*SET PROBLEM*: Output the full listing below exactly, without the pictures.

*RECORDS FOR THIS TASK*:
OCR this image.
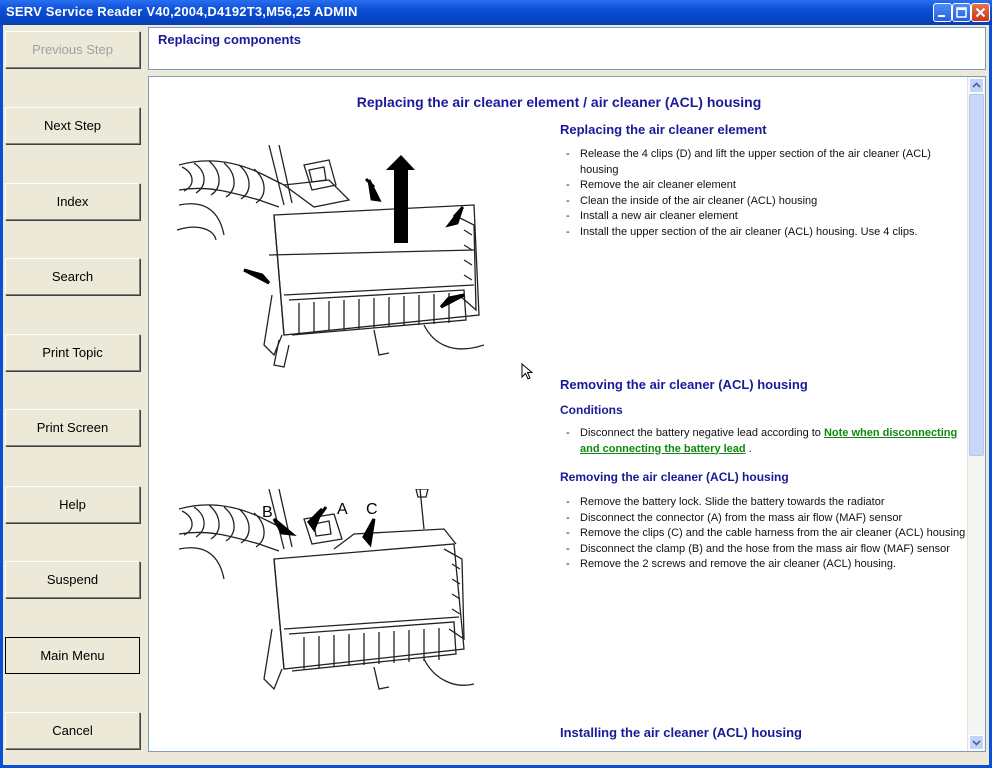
SERV Service Reader V40,2004,D4192T3,M56,25 ADMIN
Previous Step
Next Step
Index
Search
Print Topic
Print Screen
Help
Suspend
Main Menu
Cancel
Replacing components
Replacing the air cleaner element / air cleaner (ACL) housing
A
B	C
Replacing the air cleaner element
- Release the 4 clips (D) and lift the upper section of the air cleaner (ACL) housing
- Remove the air cleaner element
- Clean the inside of the air cleaner (ACL) housing
- Install a new air cleaner element
- Install the upper section of the air cleaner (ACL) housing. Use 4 clips.
Removing the air cleaner (ACL) housing
Conditions
- Disconnect the battery negative lead according to Note when disconnecting and connecting the battery lead .
Removing the air cleaner (ACL) housing
- Remove the battery lock. Slide the battery towards the radiator
- Disconnect the connector (A) from the mass air flow (MAF) sensor
- Remove the clips (C) and the cable harness from the air cleaner (ACL) housing
- Disconnect the clamp (B) and the hose from the mass air flow (MAF) sensor
- Remove the 2 screws and remove the air cleaner (ACL) housing.
Installing the air cleaner (ACL) housing
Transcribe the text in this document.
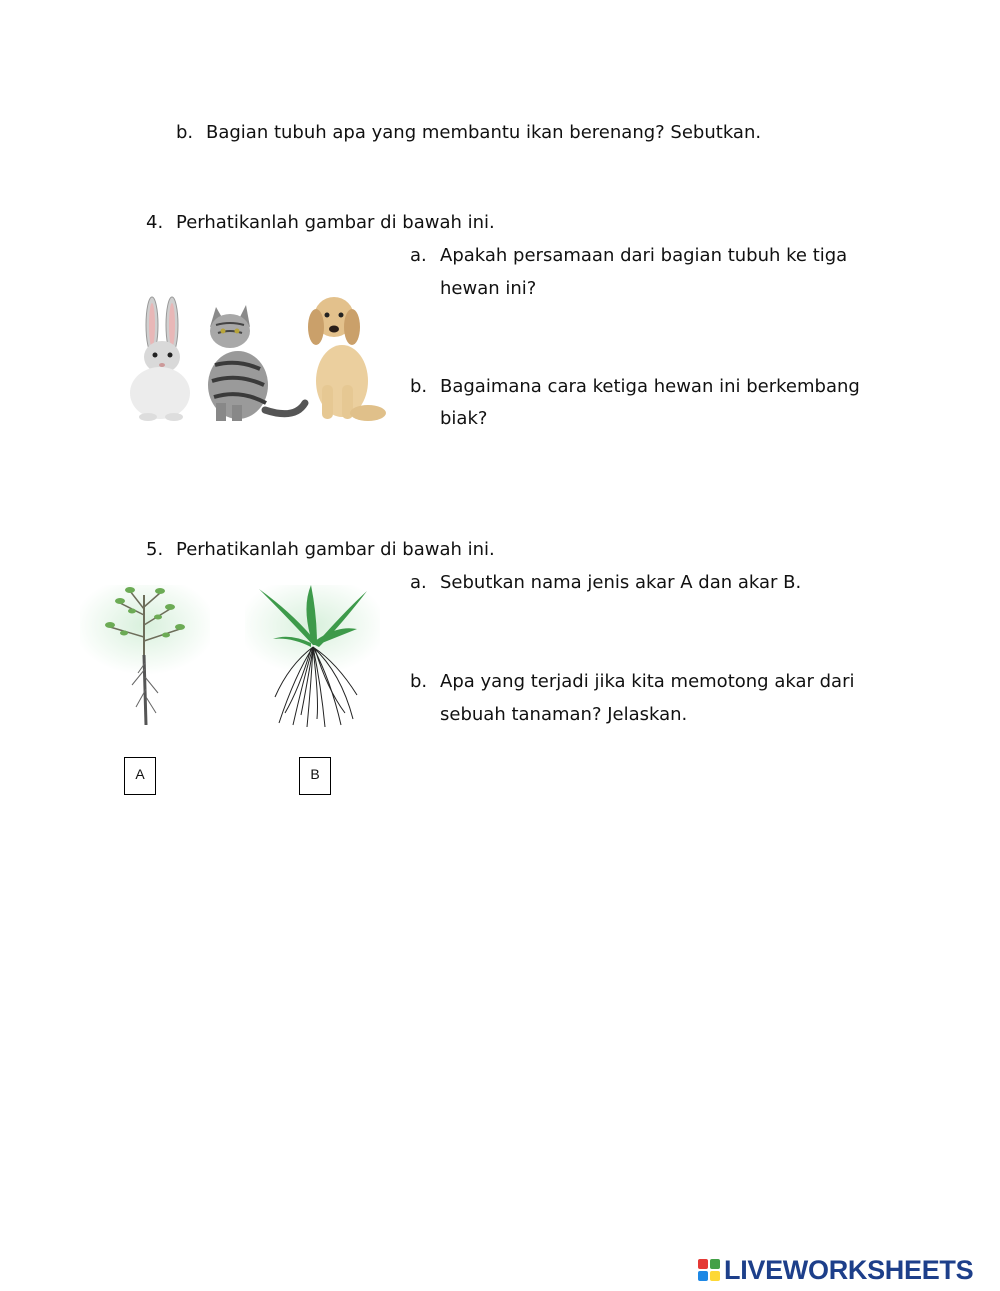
b. Bagian tubuh apa yang membantu ikan berenang? Sebutkan.
4. Perhatikanlah gambar di bawah ini.
a. Apakah persamaan dari bagian tubuh ke tiga
hewan ini?
b. Bagaimana cara ketiga hewan ini berkembang
biak?
5. Perhatikanlah gambar di bawah ini.
a. Sebutkan nama jenis akar A dan akar B.
b. Apa yang terjadi jika kita memotong akar dari
sebuah tanaman? Jelaskan.
A	B
LIVEWORKSHEETS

*FULL OUTPUT*:
OCR this image.
SERV Service Reader V40,2004,D4192T3,M56,25 ADMIN
Previous Step
Next Step
Index
Search
Print Topic
Print Screen
Help
Suspend
Main Menu
Cancel
Replacing components
Replacing the air cleaner element / air cleaner (ACL) housing
A
B	C
Replacing the air cleaner element
- Release the 4 clips (D) and lift the upper section of the air cleaner (ACL) housing
- Remove the air cleaner element
- Clean the inside of the air cleaner (ACL) housing
- Install a new air cleaner element
- Install the upper section of the air cleaner (ACL) housing. Use 4 clips.
Removing the air cleaner (ACL) housing
Conditions
- Disconnect the battery negative lead according to Note when disconnecting and connecting the battery lead .
Removing the air cleaner (ACL) housing
- Remove the battery lock. Slide the battery towards the radiator
- Disconnect the connector (A) from the mass air flow (MAF) sensor
- Remove the clips (C) and the cable harness from the air cleaner (ACL) housing
- Disconnect the clamp (B) and the hose from the mass air flow (MAF) sensor
- Remove the 2 screws and remove the air cleaner (ACL) housing.
Installing the air cleaner (ACL) housing
Transcribe the text in this document.
b. Bagian tubuh apa yang membantu ikan berenang? Sebutkan.
4. Perhatikanlah gambar di bawah ini.
a. Apakah persamaan dari bagian tubuh ke tiga
hewan ini?
b. Bagaimana cara ketiga hewan ini berkembang
biak?
5. Perhatikanlah gambar di bawah ini.
a. Sebutkan nama jenis akar A dan akar B.
b. Apa yang terjadi jika kita memotong akar dari
sebuah tanaman? Jelaskan.
A	B
LIVEWORKSHEETS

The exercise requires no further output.